(Saved entries)
· · · ·

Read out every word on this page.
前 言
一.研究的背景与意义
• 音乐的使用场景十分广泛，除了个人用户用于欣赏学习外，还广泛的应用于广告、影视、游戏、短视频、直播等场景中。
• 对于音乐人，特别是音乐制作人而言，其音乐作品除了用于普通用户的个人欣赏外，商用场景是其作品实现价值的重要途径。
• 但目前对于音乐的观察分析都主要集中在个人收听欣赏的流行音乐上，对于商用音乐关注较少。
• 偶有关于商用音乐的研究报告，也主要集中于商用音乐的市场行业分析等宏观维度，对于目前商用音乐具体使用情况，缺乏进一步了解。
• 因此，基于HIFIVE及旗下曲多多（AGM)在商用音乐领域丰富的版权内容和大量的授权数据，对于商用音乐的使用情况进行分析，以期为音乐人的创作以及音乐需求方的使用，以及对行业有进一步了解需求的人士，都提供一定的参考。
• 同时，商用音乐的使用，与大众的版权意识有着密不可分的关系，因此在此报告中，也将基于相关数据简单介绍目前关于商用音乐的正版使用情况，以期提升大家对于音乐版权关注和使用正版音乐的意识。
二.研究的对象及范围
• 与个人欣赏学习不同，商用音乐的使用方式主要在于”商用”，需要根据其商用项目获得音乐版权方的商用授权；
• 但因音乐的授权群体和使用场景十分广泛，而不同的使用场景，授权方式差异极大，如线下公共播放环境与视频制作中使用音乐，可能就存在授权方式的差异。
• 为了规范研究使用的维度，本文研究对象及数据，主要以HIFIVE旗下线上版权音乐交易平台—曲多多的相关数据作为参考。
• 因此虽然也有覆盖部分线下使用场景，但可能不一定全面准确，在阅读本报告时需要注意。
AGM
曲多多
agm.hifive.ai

· · · ·

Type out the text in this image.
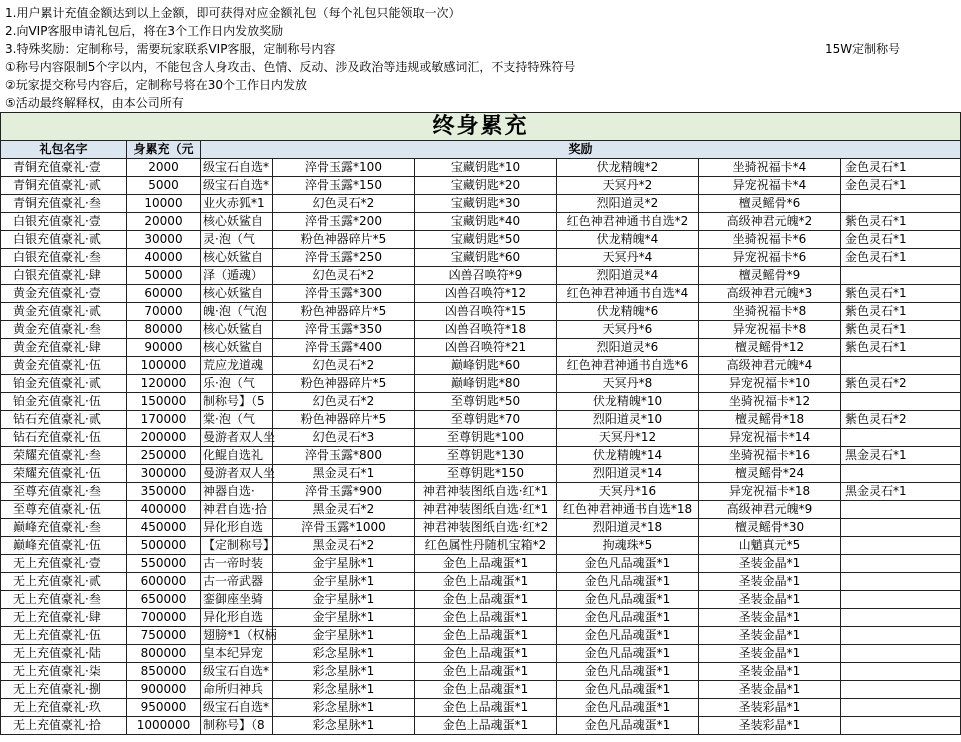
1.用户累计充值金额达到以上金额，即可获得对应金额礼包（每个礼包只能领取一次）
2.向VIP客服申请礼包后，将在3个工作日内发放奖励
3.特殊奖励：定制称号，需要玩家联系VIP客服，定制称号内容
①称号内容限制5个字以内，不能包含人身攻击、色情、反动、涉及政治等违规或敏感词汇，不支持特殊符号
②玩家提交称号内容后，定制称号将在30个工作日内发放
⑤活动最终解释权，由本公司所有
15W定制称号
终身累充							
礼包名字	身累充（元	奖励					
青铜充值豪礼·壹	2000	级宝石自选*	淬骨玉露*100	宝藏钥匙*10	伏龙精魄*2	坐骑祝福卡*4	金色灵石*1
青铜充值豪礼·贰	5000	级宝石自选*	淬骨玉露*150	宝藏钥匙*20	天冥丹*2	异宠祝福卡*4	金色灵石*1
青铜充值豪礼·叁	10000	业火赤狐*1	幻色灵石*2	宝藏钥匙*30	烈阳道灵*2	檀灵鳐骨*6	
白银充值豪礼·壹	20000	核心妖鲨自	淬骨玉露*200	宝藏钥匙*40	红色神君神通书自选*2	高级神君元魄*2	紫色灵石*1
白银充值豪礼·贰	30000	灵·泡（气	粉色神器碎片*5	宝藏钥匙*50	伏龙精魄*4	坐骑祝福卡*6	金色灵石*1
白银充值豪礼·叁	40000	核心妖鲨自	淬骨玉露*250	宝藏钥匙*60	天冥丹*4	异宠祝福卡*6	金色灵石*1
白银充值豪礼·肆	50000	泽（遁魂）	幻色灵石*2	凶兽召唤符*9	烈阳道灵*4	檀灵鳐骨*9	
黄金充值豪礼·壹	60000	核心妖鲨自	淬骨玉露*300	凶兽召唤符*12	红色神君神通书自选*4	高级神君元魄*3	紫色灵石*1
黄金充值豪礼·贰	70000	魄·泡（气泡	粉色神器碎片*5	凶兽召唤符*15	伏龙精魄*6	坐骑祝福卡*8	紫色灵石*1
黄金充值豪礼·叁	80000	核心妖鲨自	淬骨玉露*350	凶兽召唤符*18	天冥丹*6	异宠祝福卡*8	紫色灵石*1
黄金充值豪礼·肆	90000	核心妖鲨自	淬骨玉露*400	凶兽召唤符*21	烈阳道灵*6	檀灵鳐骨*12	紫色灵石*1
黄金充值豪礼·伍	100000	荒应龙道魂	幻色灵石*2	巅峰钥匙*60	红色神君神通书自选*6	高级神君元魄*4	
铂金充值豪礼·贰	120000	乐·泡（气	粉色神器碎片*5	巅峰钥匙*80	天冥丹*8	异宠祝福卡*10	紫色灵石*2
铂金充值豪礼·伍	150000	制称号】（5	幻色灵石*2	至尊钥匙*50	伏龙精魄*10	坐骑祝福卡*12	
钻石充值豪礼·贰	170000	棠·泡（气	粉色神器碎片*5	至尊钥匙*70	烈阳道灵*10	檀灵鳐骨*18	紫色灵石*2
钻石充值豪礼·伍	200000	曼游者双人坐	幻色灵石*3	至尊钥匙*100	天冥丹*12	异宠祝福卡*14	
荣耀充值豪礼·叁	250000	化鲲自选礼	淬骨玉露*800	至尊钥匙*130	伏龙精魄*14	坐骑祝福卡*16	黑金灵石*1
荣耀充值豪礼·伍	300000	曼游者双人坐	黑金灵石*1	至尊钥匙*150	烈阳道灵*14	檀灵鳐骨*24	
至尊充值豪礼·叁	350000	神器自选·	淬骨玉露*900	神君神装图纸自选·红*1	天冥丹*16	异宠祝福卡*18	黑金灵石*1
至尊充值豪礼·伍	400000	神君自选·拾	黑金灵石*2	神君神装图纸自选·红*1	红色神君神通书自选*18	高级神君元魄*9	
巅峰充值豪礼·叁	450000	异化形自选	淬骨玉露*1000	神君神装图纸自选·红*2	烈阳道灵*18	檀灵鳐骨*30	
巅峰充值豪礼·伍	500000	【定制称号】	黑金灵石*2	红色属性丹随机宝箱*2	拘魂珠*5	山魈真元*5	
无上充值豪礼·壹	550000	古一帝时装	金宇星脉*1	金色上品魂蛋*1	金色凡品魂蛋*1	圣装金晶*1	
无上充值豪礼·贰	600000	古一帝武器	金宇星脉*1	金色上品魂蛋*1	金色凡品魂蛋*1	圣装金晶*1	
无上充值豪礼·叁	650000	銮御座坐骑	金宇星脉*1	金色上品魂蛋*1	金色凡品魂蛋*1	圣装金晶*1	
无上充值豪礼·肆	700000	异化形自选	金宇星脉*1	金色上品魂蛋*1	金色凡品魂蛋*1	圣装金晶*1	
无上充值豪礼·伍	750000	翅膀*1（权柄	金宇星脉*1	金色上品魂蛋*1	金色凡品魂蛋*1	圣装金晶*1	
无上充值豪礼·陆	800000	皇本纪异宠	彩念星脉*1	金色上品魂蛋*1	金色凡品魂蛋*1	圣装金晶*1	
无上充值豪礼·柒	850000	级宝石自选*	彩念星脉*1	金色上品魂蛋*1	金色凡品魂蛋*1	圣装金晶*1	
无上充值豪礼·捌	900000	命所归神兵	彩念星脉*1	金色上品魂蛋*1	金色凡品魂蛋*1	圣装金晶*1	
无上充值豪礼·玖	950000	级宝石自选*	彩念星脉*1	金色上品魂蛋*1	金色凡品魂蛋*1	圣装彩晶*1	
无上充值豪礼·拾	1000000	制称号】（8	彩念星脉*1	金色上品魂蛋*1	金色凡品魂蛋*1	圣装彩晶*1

· · · ·

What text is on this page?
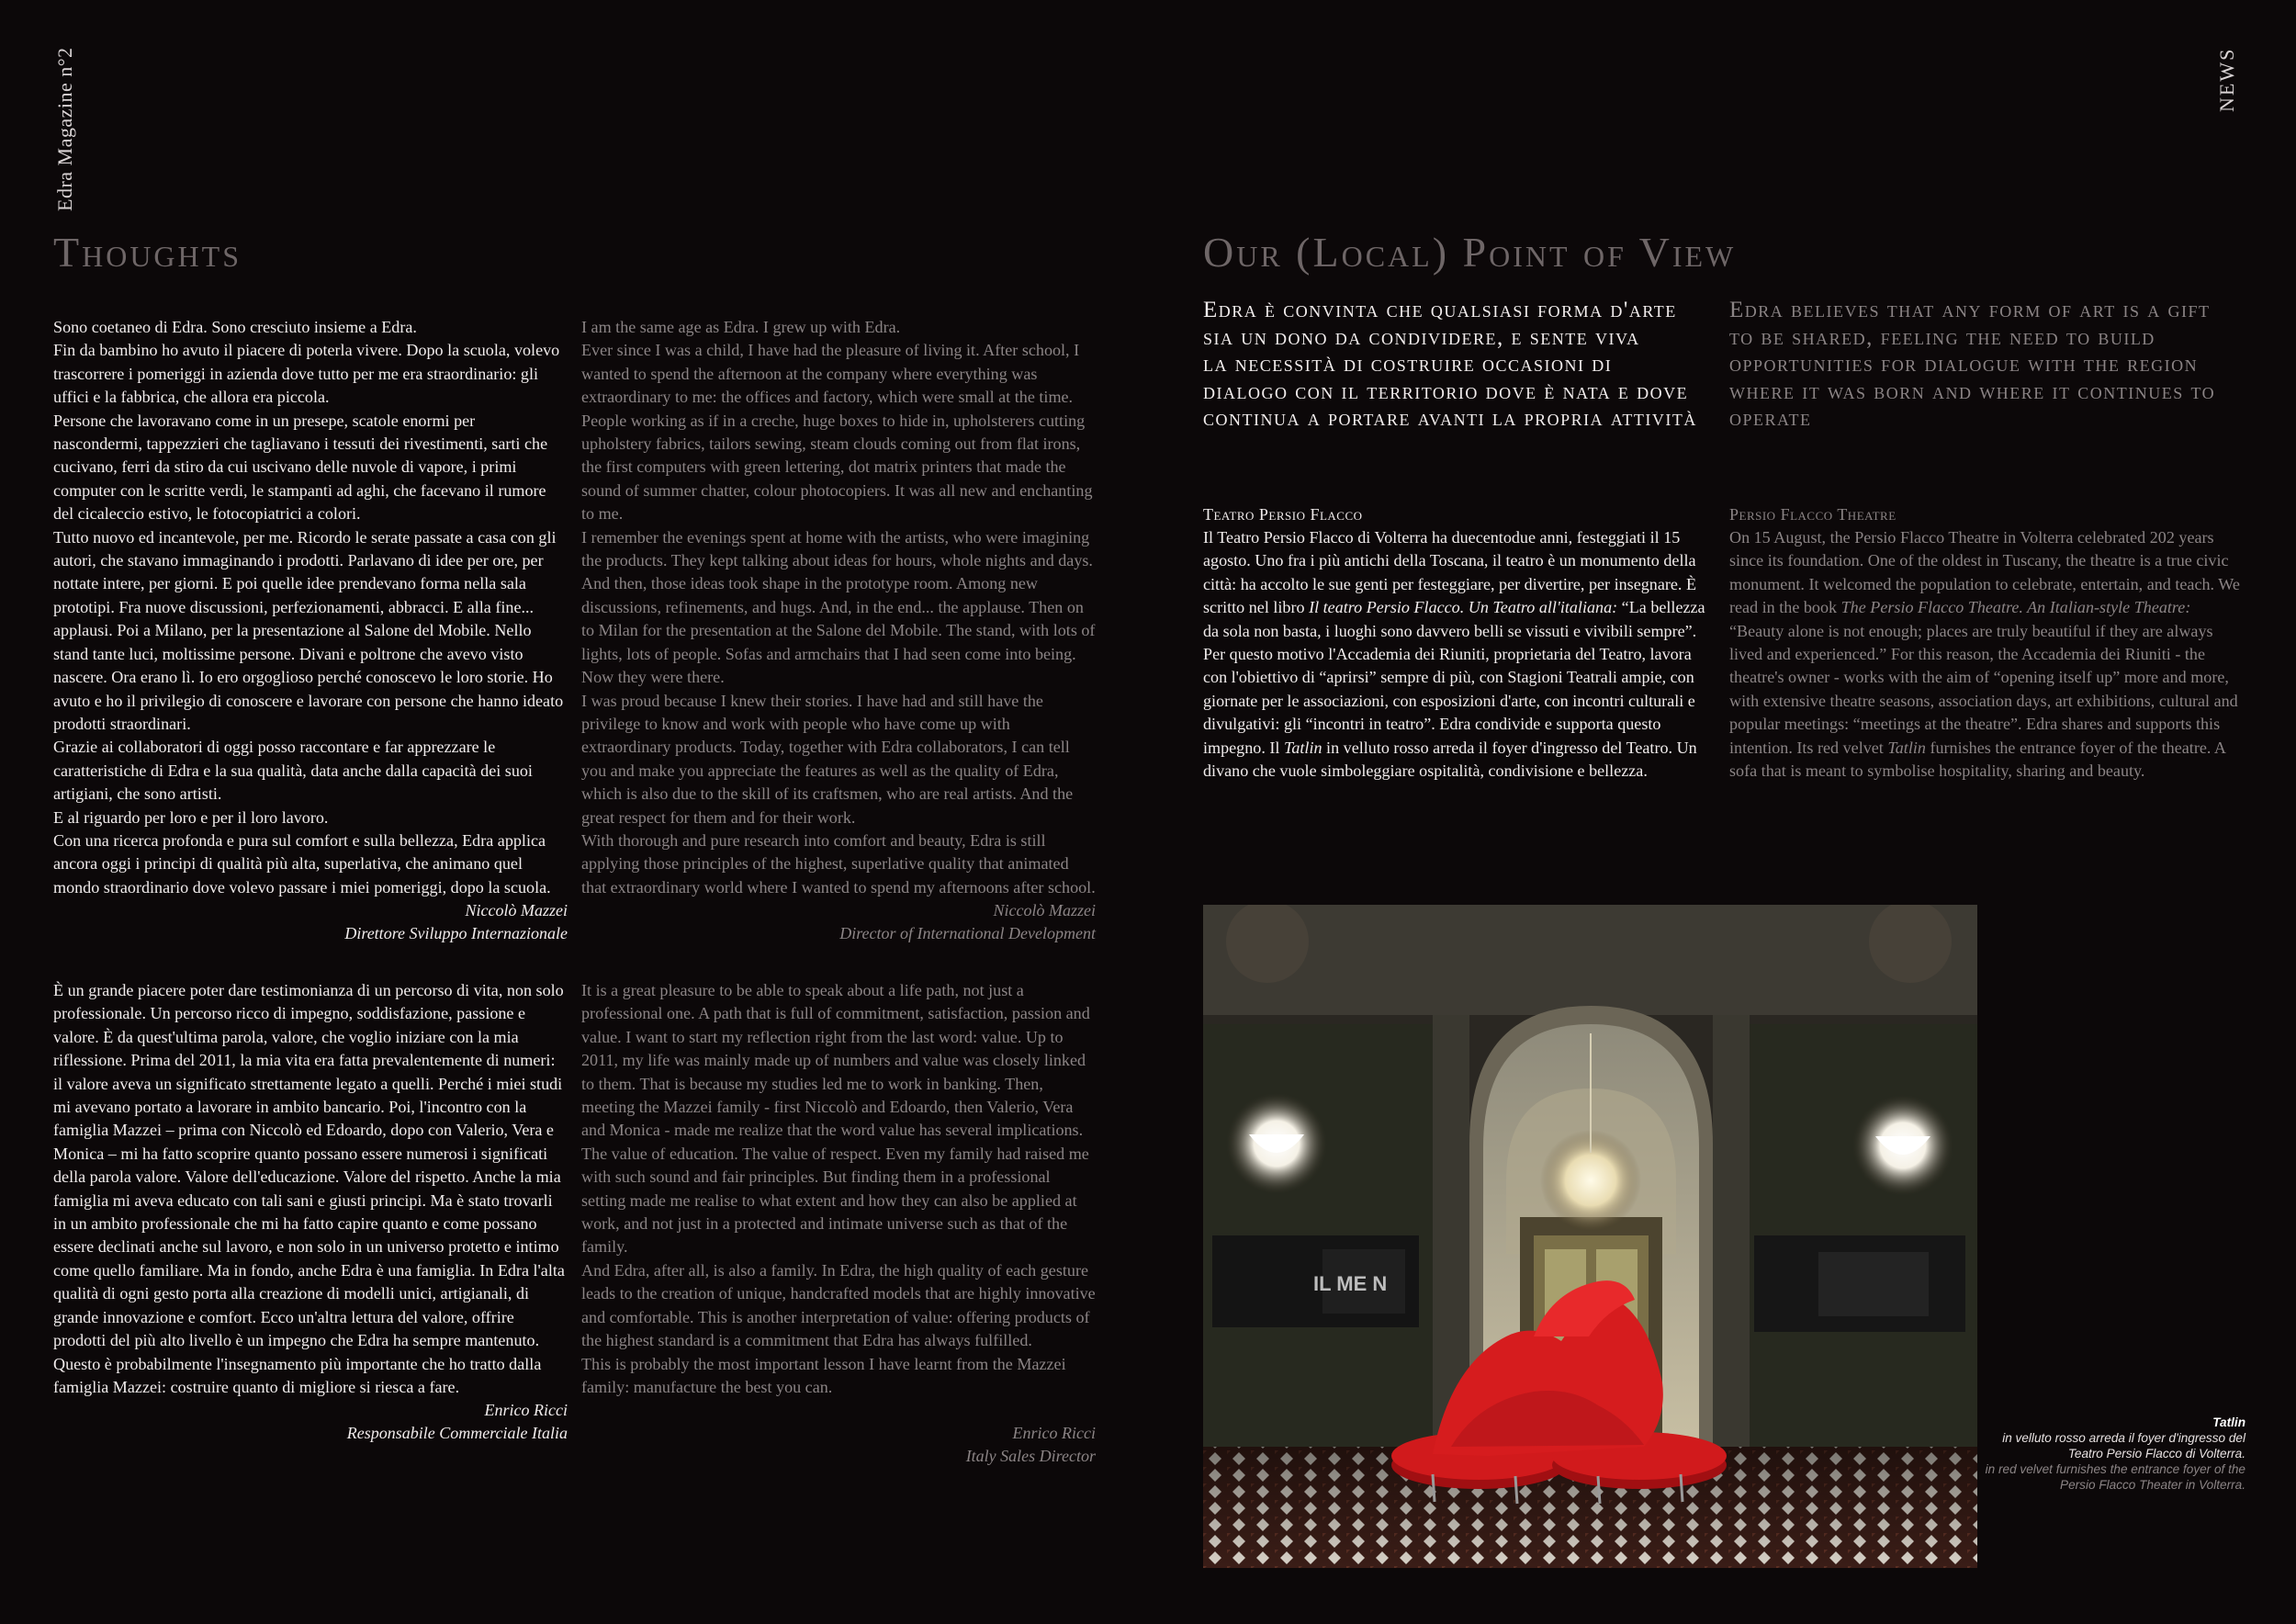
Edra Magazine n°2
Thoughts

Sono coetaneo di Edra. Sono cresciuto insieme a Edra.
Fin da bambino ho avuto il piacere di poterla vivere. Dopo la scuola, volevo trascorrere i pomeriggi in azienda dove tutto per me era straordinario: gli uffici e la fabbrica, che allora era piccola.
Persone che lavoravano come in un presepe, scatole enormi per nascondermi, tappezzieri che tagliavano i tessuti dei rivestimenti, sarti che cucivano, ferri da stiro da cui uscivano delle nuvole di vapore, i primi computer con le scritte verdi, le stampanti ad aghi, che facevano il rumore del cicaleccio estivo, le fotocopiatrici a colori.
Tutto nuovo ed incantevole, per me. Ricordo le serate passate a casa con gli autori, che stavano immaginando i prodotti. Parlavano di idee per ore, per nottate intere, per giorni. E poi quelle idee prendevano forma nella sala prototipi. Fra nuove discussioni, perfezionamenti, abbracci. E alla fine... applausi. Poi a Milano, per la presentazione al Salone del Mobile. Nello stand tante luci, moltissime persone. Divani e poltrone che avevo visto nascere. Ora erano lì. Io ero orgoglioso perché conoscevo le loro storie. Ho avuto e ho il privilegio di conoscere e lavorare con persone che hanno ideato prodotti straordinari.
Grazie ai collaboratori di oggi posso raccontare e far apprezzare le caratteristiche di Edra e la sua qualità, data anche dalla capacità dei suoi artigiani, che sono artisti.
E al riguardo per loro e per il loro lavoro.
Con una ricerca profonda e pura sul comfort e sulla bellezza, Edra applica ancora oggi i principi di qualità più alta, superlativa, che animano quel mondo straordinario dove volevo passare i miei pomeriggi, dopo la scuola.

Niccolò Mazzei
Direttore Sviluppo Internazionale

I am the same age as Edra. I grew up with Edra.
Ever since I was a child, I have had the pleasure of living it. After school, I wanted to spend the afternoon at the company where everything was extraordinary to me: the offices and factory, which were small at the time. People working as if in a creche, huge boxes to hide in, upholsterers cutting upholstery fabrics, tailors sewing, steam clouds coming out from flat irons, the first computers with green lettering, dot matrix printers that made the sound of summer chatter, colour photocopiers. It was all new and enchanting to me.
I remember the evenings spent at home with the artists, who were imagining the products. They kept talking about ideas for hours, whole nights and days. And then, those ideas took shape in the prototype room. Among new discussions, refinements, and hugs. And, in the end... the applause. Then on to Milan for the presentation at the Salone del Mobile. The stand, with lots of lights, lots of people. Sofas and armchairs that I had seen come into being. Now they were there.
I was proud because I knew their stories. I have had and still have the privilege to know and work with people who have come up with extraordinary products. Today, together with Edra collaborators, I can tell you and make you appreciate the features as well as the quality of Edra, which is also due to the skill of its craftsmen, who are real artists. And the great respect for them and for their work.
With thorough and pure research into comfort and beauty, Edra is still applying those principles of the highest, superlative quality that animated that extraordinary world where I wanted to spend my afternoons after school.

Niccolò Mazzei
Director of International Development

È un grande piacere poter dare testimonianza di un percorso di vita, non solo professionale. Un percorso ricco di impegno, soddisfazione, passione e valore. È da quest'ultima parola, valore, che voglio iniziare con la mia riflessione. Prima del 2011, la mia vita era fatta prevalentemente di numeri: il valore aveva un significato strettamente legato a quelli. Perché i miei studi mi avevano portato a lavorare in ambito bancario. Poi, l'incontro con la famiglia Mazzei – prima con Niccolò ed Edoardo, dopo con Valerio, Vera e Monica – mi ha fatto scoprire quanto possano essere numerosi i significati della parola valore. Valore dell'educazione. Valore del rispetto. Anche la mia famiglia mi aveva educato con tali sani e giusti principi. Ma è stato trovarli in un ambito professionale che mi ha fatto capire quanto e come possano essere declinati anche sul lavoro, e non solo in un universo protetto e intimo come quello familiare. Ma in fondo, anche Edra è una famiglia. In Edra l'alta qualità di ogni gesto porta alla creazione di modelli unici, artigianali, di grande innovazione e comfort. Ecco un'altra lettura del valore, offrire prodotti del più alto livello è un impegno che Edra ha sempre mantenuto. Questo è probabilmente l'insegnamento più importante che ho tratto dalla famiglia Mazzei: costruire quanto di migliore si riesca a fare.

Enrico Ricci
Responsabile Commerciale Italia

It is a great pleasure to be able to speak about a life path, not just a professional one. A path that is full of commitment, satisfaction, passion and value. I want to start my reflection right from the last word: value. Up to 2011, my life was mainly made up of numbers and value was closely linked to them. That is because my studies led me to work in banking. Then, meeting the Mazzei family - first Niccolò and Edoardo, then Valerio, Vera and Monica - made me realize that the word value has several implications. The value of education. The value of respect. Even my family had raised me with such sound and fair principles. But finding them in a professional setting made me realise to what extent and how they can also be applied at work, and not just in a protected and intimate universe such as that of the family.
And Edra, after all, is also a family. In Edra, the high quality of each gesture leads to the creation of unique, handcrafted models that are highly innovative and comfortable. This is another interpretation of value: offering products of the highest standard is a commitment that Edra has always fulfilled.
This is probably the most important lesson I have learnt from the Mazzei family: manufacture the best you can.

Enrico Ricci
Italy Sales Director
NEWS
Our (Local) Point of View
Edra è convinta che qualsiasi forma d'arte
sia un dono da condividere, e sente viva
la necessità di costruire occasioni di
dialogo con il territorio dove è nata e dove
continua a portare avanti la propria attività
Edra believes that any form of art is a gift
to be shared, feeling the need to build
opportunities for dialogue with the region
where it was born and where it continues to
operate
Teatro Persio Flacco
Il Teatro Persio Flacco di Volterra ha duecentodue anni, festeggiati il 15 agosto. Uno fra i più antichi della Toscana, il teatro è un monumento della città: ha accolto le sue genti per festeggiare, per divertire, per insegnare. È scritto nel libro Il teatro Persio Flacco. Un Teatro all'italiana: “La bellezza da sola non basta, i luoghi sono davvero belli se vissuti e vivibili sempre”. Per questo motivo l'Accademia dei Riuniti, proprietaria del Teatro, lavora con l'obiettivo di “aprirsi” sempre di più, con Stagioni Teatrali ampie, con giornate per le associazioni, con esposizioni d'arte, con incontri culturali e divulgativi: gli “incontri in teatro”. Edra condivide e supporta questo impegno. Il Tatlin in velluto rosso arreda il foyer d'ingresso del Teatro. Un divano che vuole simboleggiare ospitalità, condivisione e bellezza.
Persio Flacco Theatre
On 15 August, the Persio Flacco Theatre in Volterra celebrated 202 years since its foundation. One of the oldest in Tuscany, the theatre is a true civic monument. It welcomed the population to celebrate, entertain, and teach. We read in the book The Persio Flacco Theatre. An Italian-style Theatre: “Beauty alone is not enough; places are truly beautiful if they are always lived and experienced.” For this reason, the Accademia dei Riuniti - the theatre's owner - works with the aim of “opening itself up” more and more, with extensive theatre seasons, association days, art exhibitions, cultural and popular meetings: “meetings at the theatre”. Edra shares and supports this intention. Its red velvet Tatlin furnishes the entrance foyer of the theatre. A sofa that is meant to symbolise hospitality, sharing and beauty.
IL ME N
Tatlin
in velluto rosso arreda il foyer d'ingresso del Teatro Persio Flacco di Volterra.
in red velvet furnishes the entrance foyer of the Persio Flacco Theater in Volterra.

· · · ·

> [Exercise aim] Among the records above, find each line holding the string "highest" and pull it out.

> [Output for this task]
With thorough and pure research into comfort and beauty, Edra is still applying those principles of the highest, superlative quality that animated that extraordinary world where I wanted to spend my afternoons after school.
And Edra, after all, is also a family. In Edra, the high quality of each gesture leads to the creation of unique, handcrafted models that are highly innovative and comfortable. This is another interpretation of value: offering products of the highest standard is a commitment that Edra has always fulfilled.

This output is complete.